(Some records)

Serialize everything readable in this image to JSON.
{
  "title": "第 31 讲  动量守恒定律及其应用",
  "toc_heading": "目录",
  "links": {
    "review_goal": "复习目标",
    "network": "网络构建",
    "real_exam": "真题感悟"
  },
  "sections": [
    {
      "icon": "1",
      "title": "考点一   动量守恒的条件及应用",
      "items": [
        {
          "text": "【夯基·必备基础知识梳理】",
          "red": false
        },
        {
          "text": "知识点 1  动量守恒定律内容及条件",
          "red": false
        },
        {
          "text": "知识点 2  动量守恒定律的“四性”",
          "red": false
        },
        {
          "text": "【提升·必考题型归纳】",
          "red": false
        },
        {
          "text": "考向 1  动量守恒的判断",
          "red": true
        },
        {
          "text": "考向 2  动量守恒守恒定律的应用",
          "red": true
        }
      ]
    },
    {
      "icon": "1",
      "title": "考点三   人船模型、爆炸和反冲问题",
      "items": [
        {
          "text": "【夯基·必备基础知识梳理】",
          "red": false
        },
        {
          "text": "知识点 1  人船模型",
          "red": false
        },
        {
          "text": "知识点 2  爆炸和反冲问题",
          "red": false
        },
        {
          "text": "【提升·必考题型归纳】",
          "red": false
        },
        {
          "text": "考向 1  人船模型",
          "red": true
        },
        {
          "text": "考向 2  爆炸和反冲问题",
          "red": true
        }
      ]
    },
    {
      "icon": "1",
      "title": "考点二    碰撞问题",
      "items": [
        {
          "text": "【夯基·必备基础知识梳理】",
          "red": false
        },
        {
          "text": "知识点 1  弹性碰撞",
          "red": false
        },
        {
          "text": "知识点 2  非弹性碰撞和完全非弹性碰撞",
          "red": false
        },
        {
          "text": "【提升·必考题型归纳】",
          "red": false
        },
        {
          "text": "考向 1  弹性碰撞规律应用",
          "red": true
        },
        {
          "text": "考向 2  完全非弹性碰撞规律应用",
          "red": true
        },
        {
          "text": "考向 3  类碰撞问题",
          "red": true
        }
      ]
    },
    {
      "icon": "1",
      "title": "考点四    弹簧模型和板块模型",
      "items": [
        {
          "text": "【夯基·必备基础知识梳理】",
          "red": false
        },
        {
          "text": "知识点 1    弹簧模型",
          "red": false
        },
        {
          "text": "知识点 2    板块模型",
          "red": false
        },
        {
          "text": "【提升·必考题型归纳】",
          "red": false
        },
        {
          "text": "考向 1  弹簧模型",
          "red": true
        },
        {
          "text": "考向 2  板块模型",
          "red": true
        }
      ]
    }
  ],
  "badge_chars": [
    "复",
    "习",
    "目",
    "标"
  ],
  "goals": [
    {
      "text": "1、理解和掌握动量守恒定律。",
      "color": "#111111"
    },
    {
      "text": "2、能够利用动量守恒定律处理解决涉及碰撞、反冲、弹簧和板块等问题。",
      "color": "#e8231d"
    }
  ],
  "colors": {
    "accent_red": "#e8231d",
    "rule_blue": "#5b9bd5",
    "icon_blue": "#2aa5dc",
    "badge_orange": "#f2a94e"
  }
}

* EXERCISE DESCRIPTION
In the records above, locate every line with the string "爆炸和反冲问题" and copy it.

* TASK SOLUTION
      "title": "考点三   人船模型、爆炸和反冲问题",
          "text": "知识点 2  爆炸和反冲问题",
          "text": "考向 2  爆炸和反冲问题",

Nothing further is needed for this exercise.